> _GIVEN REQUEST_:
Find all lines in the listing that include the word "Vowels", then copy them.

> _RECORDS SHOWN_:
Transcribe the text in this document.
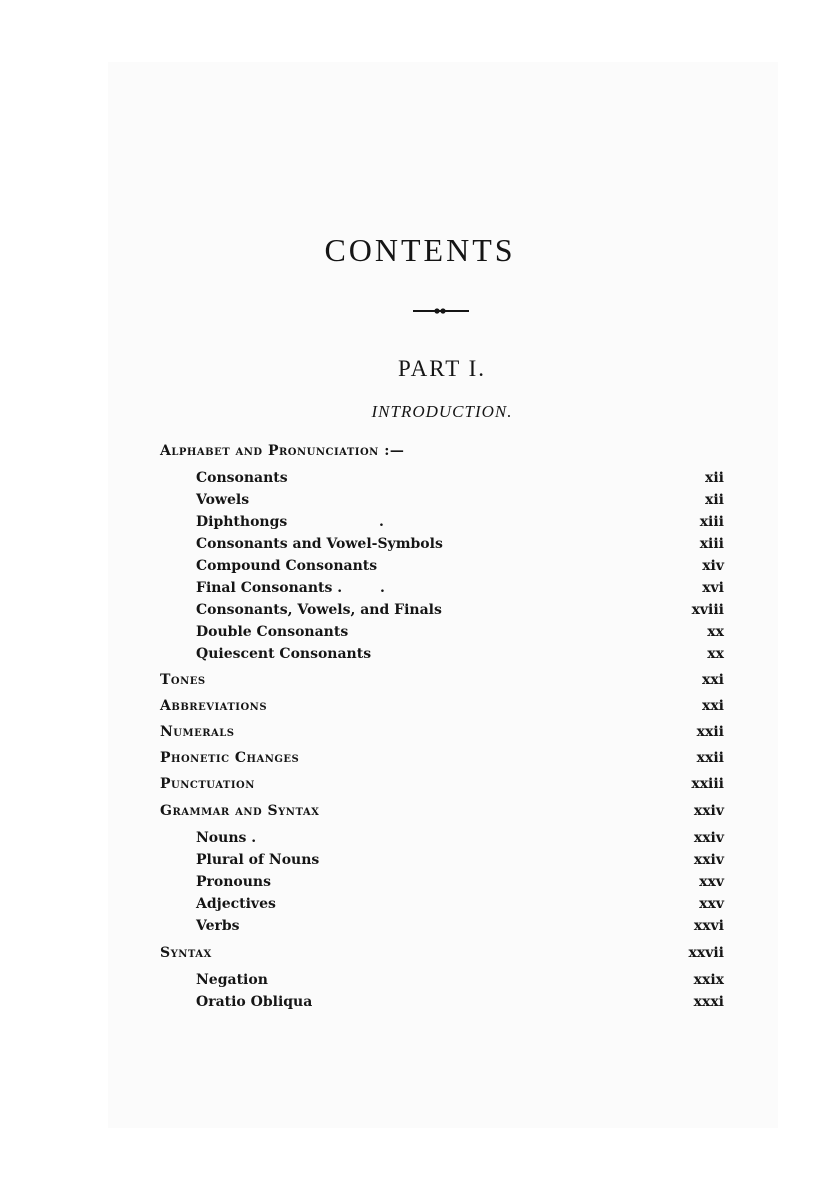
CONTENTS
PART I.
INTRODUCTION.
Alphabet and Pronunciation :—
Consonants	xii
Vowels	xii
Diphthongs	.	xiii
Consonants and Vowel-Symbols	xiii
Compound Consonants	xiv
Final Consonants .	.	xvi
Consonants, Vowels, and Finals	xviii
Double Consonants	xx
Quiescent Consonants	xx
Tones	xxi
Abbreviations	xxi
Numerals	xxii
Phonetic Changes	xxii
Punctuation	xxiii
Grammar and Syntax	xxiv
Nouns .	xxiv
Plural of Nouns	xxiv
Pronouns	xxv
Adjectives	xxv
Verbs	xxvi
Syntax	xxvii
Negation	xxix
Oratio Obliqua	xxxi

> _WRITTEN SOLUTION_:
Vowels	xii
Consonants, Vowels, and Finals	xviii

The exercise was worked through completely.